_EXERCISE BRIEF_
Scan the listing below and copy every line holding "bruising".

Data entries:
+ + + + + + +

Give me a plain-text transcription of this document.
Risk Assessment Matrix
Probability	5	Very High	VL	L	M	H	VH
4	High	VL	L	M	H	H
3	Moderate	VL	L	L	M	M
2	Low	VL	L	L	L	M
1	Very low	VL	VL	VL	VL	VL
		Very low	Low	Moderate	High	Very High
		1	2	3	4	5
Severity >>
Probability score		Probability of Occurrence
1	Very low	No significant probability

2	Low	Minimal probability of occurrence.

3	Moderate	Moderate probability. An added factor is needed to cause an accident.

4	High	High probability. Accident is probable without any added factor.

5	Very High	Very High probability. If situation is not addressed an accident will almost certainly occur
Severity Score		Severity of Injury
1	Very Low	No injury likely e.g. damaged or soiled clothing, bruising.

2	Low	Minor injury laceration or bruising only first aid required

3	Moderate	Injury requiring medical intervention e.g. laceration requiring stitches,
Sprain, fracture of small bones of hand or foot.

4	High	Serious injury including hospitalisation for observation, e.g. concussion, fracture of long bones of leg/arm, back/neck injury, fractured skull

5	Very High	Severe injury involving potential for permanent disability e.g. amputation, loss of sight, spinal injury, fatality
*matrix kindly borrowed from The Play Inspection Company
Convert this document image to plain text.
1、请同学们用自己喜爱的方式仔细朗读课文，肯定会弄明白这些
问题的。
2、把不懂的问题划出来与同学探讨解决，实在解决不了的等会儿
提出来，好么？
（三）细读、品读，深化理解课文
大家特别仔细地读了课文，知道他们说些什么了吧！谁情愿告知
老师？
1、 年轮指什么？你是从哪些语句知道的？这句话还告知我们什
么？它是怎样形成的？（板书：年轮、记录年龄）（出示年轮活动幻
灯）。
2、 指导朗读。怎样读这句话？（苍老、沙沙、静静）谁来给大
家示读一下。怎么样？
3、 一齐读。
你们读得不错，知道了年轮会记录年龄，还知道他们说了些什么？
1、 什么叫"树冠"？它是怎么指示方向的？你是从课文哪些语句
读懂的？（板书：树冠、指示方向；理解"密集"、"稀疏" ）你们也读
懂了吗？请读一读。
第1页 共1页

+ + + + + + +

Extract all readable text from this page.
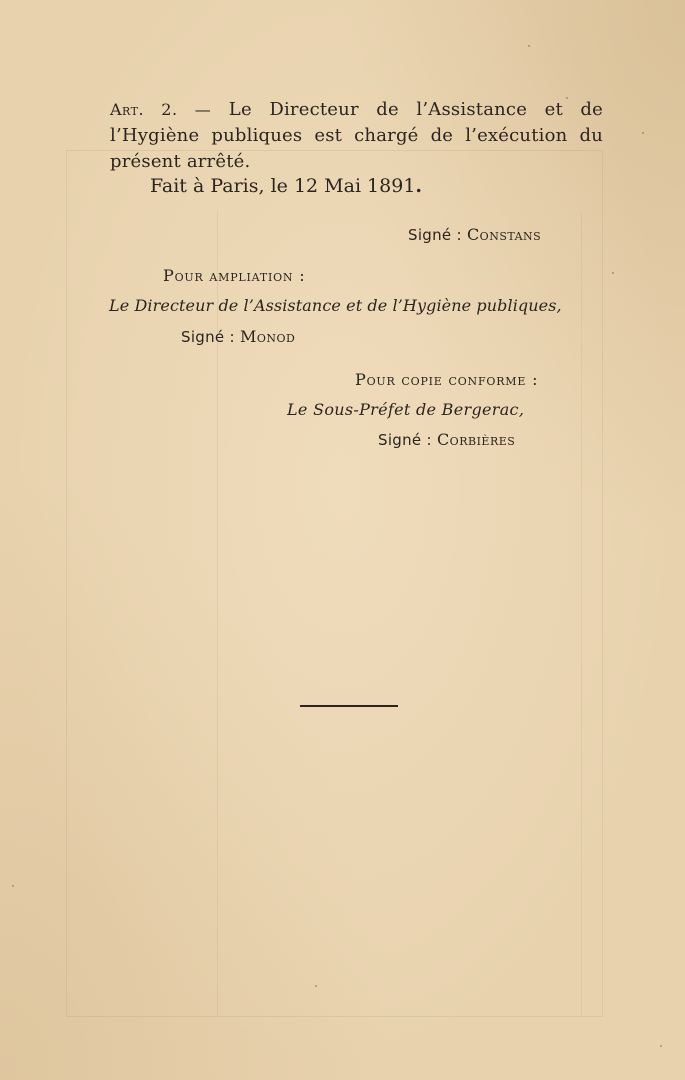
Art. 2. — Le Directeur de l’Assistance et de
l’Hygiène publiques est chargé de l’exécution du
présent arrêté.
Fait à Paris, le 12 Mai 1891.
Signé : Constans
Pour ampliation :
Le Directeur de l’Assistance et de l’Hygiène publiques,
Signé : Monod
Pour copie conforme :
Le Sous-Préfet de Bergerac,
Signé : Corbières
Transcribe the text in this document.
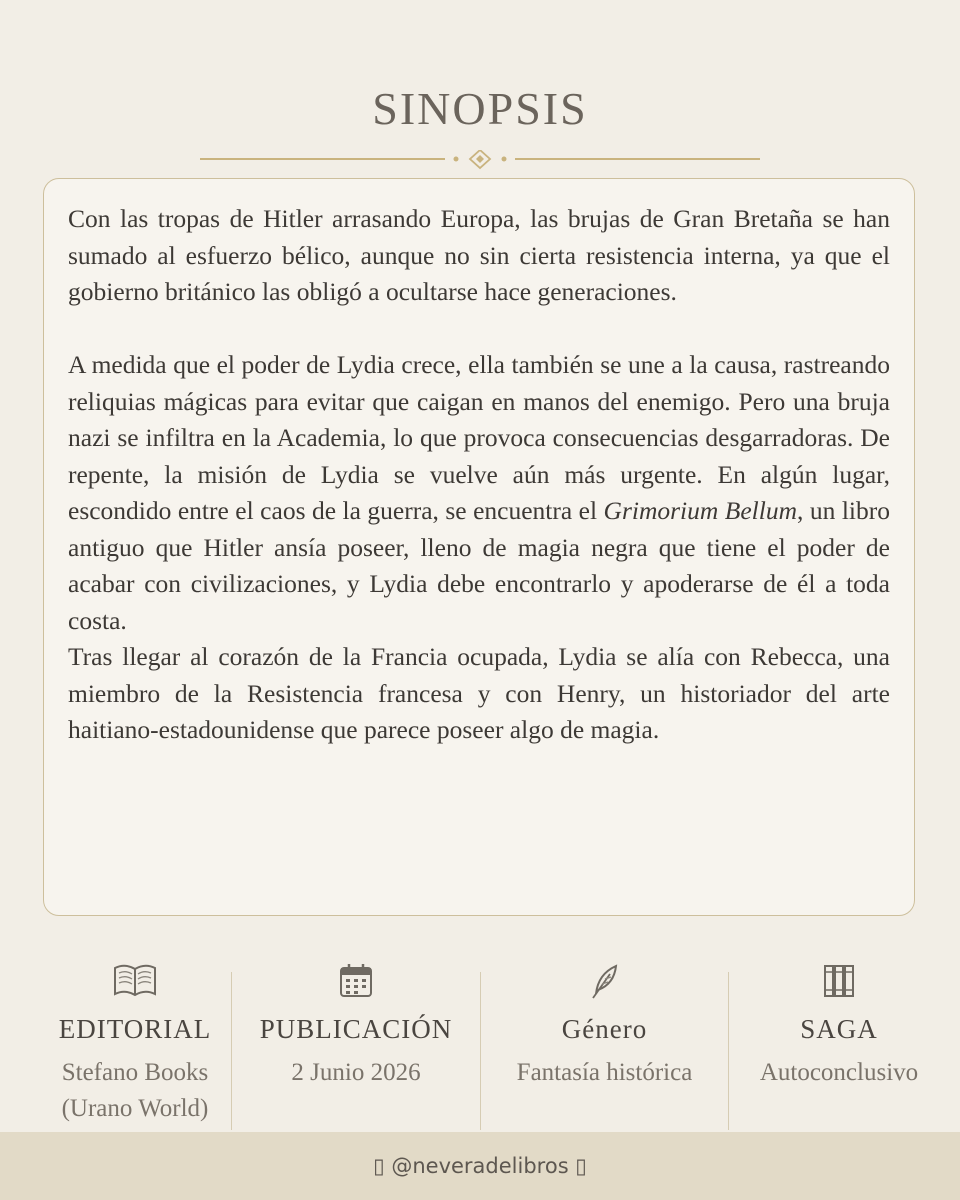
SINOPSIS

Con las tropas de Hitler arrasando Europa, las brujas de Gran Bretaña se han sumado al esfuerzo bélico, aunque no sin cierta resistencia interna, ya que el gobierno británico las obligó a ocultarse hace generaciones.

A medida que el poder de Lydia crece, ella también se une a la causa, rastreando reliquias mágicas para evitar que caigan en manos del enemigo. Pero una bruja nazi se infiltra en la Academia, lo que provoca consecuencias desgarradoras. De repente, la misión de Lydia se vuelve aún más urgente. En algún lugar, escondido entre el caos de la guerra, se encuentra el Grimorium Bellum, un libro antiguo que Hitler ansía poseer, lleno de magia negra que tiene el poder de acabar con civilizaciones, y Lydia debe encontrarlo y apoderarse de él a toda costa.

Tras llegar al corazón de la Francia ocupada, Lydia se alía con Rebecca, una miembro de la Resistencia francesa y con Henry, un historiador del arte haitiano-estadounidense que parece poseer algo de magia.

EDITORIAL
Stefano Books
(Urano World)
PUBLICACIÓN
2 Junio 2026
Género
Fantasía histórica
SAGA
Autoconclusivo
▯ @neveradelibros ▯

+ + + + + + +

_OUTPUT OF THE EXERCISE_
1	Very Low	No injury likely e.g. damaged or soiled clothing, bruising.
2	Low	Minor injury laceration or bruising only first aid required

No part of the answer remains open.